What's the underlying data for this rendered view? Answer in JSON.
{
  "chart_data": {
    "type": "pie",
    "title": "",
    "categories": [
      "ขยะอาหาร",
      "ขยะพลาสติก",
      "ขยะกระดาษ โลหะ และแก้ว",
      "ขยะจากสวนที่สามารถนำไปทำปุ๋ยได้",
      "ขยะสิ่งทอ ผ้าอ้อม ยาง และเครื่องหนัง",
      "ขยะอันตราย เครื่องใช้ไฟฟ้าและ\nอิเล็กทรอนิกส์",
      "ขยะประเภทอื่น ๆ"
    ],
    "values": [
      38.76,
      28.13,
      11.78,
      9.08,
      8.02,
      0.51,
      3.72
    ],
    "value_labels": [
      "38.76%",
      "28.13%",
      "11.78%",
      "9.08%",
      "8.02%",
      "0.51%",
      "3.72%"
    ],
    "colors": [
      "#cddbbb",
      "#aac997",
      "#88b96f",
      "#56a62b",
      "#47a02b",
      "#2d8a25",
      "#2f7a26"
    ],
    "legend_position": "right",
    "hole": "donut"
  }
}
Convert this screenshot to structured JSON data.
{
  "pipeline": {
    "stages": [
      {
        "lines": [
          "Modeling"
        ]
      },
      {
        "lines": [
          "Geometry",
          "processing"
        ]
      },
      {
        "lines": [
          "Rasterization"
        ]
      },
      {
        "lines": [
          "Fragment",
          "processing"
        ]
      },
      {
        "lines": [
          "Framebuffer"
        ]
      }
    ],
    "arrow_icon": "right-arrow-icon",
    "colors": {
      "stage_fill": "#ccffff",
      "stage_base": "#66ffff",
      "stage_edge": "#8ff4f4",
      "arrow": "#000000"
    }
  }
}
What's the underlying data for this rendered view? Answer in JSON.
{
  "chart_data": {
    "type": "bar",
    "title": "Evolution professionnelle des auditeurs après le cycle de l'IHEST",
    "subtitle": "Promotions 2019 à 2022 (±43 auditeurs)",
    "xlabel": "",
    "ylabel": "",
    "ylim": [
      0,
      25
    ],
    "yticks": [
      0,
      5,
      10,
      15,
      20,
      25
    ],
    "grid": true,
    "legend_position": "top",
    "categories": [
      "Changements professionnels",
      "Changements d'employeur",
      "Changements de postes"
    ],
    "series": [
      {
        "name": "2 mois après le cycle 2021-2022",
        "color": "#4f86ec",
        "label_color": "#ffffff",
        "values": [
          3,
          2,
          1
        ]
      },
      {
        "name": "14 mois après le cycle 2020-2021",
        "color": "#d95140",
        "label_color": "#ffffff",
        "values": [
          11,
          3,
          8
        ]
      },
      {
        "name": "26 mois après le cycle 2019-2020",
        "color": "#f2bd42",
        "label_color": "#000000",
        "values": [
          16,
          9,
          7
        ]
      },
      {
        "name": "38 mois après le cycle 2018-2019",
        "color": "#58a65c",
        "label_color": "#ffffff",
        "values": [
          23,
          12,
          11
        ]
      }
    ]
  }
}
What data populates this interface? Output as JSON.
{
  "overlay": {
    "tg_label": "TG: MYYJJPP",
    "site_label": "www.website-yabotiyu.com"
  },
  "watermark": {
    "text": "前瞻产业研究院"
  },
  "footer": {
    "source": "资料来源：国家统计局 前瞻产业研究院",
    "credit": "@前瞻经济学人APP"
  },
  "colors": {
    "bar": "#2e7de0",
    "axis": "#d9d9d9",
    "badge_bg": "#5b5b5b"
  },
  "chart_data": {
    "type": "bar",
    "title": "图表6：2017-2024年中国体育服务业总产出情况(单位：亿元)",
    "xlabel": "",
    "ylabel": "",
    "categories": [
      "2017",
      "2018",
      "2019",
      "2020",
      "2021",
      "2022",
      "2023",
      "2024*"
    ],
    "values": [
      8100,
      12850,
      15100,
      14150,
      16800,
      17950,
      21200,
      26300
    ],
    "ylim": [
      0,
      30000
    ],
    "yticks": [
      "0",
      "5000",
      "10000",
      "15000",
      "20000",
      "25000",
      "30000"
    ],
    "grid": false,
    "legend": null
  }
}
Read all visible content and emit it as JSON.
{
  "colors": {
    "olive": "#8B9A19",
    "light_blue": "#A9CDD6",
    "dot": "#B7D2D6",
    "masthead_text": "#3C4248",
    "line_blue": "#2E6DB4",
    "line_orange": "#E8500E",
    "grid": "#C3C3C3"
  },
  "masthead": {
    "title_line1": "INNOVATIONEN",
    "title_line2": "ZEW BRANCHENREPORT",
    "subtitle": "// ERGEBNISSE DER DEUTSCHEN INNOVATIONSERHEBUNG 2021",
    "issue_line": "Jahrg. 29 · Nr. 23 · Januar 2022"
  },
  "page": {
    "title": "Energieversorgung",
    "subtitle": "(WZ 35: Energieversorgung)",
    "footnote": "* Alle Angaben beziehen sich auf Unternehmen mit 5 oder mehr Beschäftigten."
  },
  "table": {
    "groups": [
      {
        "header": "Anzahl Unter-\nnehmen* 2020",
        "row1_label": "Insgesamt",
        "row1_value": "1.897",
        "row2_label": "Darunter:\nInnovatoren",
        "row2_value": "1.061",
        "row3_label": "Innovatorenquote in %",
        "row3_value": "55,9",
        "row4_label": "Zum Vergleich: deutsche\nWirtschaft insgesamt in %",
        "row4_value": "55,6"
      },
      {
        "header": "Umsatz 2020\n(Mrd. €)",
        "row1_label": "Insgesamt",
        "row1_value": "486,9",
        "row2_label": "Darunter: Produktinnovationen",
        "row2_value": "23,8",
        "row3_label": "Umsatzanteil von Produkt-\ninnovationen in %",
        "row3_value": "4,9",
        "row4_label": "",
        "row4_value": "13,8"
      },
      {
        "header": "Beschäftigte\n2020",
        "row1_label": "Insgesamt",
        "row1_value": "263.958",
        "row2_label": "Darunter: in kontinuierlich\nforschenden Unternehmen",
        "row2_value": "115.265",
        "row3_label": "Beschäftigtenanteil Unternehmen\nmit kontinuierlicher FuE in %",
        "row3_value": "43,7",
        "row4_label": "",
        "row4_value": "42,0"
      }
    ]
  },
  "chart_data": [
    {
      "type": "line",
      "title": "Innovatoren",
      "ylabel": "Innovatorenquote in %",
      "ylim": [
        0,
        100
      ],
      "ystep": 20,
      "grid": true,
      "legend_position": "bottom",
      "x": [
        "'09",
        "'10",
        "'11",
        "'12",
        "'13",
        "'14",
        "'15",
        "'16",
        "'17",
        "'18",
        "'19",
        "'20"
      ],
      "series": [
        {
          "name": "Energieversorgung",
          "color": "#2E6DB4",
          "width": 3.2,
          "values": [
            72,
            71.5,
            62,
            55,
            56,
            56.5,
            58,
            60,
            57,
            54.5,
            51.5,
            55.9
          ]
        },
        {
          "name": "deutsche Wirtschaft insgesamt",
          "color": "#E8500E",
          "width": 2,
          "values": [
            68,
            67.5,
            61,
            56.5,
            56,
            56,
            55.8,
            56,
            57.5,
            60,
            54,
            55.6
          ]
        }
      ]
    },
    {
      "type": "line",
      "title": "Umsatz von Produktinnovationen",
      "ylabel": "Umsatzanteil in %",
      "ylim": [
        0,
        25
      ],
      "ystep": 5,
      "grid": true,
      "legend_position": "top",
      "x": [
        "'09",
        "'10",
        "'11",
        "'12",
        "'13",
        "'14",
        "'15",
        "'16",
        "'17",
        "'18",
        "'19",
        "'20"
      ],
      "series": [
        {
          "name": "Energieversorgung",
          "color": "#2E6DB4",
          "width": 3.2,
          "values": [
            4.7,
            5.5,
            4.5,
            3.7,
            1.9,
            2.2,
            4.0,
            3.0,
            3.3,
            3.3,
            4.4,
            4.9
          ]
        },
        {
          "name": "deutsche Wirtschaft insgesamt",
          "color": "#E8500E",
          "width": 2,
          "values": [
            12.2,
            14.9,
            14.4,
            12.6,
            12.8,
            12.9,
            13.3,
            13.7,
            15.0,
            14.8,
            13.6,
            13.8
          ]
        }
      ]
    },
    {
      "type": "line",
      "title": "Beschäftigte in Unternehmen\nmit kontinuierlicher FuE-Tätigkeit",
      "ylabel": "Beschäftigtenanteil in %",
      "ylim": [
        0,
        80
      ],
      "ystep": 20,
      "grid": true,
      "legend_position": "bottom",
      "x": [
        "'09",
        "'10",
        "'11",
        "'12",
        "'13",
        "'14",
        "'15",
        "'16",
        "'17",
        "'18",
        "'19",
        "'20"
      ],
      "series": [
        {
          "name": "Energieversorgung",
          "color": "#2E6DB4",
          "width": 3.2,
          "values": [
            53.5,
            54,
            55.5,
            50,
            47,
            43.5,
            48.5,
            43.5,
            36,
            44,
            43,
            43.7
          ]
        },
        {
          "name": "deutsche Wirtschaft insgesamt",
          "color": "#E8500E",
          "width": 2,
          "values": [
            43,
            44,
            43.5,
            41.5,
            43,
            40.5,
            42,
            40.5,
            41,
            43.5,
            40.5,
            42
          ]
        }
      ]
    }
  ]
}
────────────────────
Show all lines from the data above in which the word "Changements" appears.

      "Changements professionnels",
      "Changements d'employeur",
      "Changements de postes"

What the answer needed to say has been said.